Collect every line in the records below that contains the word "Self".

**********

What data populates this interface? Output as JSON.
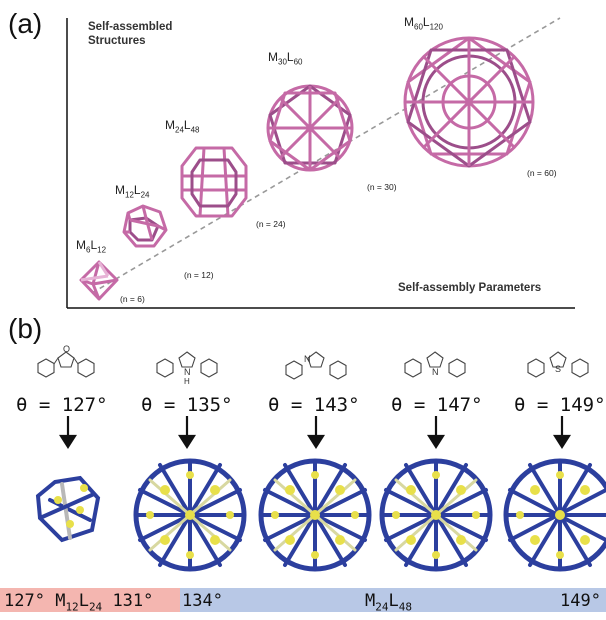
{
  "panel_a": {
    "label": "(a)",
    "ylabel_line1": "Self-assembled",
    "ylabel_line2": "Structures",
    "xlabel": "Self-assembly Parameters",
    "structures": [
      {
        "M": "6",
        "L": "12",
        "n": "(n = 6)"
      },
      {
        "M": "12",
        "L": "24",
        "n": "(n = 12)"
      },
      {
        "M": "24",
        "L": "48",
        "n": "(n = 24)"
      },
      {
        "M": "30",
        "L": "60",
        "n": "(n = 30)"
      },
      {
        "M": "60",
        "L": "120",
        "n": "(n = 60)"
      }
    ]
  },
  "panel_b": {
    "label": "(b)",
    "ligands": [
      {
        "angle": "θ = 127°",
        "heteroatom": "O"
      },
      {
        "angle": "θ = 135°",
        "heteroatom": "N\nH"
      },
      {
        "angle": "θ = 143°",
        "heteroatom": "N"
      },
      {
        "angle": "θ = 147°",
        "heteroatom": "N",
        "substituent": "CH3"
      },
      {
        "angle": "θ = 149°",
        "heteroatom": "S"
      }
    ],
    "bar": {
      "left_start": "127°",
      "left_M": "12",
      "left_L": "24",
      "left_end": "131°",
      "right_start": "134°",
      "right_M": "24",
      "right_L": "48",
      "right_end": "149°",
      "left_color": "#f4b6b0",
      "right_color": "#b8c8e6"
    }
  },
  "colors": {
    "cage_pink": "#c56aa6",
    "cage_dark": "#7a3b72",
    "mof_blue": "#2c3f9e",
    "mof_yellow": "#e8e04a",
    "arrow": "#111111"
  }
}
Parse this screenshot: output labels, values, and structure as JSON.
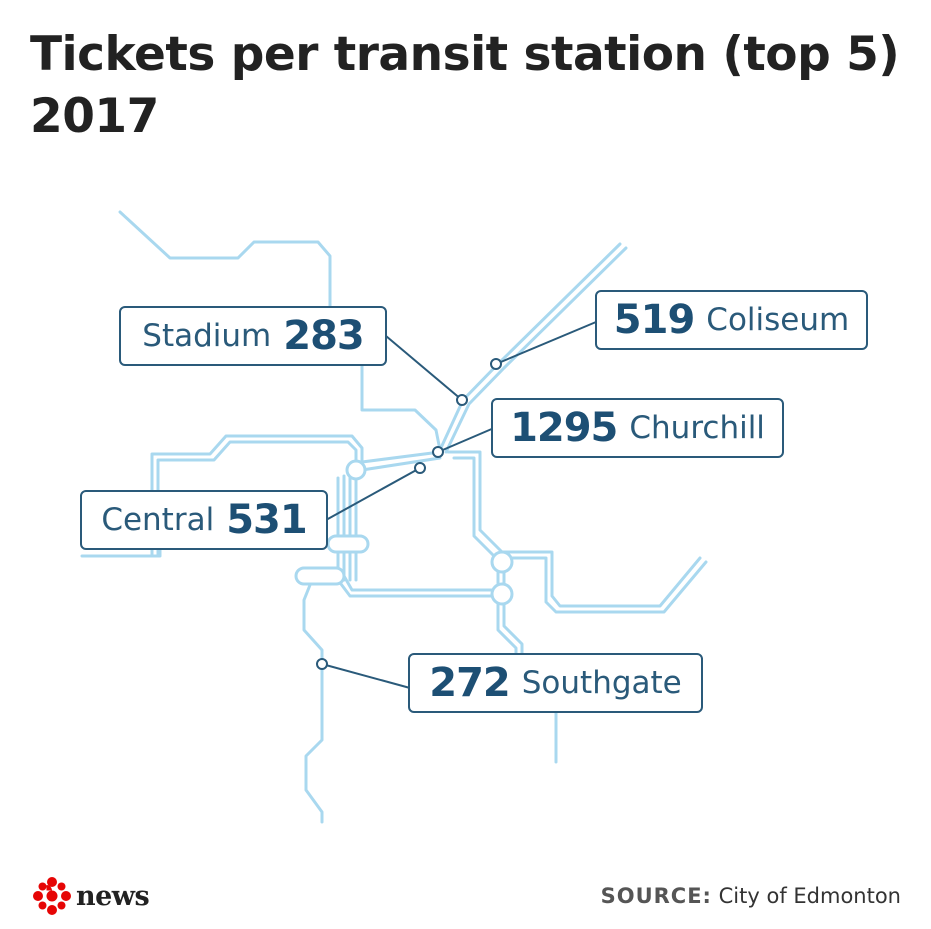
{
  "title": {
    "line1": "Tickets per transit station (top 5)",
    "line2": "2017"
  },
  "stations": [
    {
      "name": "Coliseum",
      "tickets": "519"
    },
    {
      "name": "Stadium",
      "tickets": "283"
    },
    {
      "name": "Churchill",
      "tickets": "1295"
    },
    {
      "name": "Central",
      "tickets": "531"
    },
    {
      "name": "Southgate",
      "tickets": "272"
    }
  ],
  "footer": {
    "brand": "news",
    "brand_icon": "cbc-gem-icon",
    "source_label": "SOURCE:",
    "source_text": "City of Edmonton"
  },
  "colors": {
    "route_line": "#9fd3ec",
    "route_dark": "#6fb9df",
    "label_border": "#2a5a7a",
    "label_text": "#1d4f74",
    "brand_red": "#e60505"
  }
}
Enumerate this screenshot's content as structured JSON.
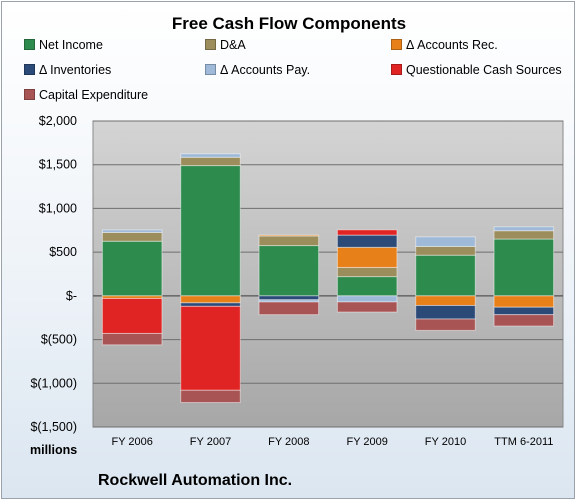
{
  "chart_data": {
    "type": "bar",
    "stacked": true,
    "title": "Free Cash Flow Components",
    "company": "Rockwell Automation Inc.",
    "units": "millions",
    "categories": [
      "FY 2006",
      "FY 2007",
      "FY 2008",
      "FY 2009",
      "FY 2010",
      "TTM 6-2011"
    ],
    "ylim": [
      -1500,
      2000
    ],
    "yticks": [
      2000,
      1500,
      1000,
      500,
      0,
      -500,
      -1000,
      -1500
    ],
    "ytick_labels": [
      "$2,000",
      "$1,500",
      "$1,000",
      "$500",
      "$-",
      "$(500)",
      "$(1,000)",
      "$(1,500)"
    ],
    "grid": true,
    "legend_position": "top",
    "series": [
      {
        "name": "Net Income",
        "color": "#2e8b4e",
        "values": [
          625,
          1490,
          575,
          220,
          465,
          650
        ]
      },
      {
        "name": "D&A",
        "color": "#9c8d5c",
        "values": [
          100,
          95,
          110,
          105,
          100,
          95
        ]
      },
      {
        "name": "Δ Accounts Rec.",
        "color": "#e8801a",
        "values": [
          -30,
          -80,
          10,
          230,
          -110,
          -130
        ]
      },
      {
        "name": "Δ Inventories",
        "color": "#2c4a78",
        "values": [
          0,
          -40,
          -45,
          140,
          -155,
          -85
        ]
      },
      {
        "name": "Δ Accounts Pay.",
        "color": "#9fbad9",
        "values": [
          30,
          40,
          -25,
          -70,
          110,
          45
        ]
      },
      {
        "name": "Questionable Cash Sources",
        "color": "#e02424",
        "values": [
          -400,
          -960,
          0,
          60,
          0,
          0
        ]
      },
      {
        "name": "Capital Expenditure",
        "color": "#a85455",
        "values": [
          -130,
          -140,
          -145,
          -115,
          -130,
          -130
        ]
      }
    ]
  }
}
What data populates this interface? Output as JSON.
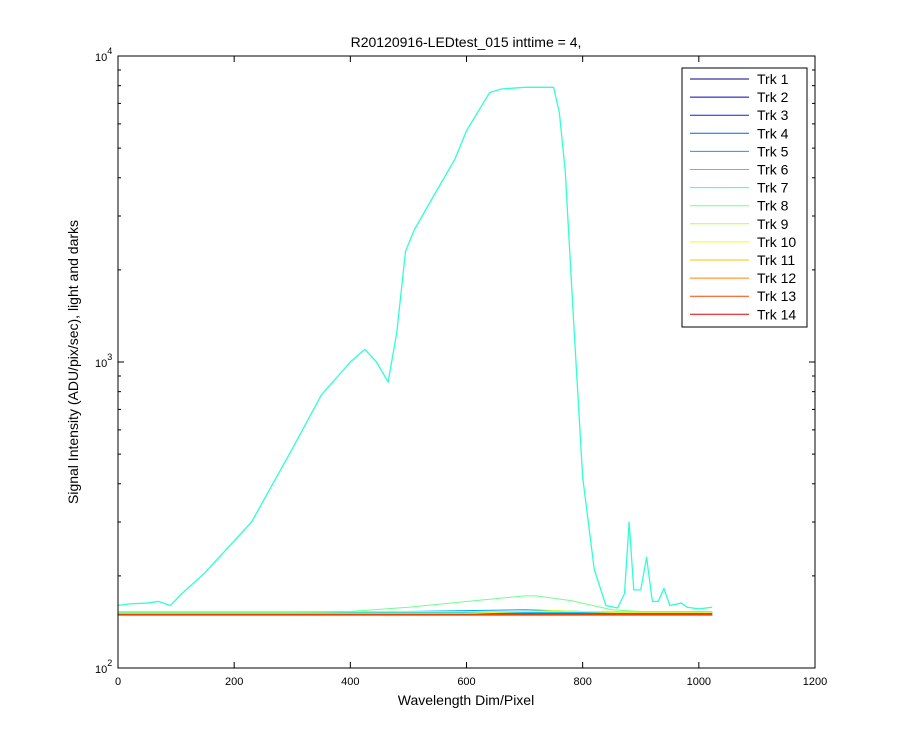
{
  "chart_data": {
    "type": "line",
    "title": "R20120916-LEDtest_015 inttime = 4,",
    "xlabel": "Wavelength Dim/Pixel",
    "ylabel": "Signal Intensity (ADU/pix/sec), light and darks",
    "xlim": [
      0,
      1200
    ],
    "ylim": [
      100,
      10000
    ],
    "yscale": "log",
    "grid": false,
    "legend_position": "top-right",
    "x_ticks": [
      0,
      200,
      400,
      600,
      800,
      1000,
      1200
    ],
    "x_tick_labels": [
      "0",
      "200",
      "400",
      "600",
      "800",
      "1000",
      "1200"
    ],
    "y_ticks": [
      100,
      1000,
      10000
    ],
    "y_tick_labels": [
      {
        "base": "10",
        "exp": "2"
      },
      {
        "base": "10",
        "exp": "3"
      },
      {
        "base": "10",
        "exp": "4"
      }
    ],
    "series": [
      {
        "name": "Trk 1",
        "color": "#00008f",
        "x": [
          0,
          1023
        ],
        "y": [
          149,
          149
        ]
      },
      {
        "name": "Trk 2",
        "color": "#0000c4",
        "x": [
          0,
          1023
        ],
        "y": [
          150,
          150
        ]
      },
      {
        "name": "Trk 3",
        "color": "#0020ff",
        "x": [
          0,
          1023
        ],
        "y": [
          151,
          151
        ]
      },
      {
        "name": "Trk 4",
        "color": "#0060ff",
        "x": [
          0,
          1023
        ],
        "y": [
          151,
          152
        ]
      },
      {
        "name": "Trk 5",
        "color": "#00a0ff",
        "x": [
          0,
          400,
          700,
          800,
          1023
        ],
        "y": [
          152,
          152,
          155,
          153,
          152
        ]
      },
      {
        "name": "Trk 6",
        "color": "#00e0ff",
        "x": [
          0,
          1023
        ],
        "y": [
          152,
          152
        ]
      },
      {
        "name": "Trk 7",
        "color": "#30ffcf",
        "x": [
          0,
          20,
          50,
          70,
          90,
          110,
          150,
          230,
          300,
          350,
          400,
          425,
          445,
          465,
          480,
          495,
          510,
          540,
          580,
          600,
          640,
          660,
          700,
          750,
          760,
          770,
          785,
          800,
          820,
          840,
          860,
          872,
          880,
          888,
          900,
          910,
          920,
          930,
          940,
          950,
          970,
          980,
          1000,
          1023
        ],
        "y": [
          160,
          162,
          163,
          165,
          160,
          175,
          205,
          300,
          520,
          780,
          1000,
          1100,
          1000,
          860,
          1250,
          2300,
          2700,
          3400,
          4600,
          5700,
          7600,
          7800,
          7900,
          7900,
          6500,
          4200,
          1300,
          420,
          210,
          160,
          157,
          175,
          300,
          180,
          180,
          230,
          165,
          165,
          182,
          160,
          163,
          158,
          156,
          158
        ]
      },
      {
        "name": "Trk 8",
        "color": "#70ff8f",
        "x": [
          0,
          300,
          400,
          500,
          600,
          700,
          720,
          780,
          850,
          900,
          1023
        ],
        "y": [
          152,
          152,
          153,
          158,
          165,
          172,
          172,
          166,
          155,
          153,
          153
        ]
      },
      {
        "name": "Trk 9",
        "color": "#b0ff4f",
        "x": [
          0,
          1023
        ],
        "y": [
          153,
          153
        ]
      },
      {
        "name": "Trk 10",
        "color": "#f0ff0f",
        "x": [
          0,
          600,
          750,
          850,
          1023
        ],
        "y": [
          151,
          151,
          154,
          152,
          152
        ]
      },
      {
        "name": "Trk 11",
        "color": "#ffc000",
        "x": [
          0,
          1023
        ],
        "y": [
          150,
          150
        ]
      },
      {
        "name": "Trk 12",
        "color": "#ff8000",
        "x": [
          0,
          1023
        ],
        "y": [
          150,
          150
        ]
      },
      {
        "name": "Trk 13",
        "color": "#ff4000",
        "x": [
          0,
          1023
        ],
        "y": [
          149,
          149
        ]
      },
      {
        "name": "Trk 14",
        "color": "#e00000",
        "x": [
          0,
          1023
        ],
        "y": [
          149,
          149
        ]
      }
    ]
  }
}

**********

**Answer:**
    "ylabel_line1": "Self-assembled",
    "xlabel": "Self-assembly Parameters",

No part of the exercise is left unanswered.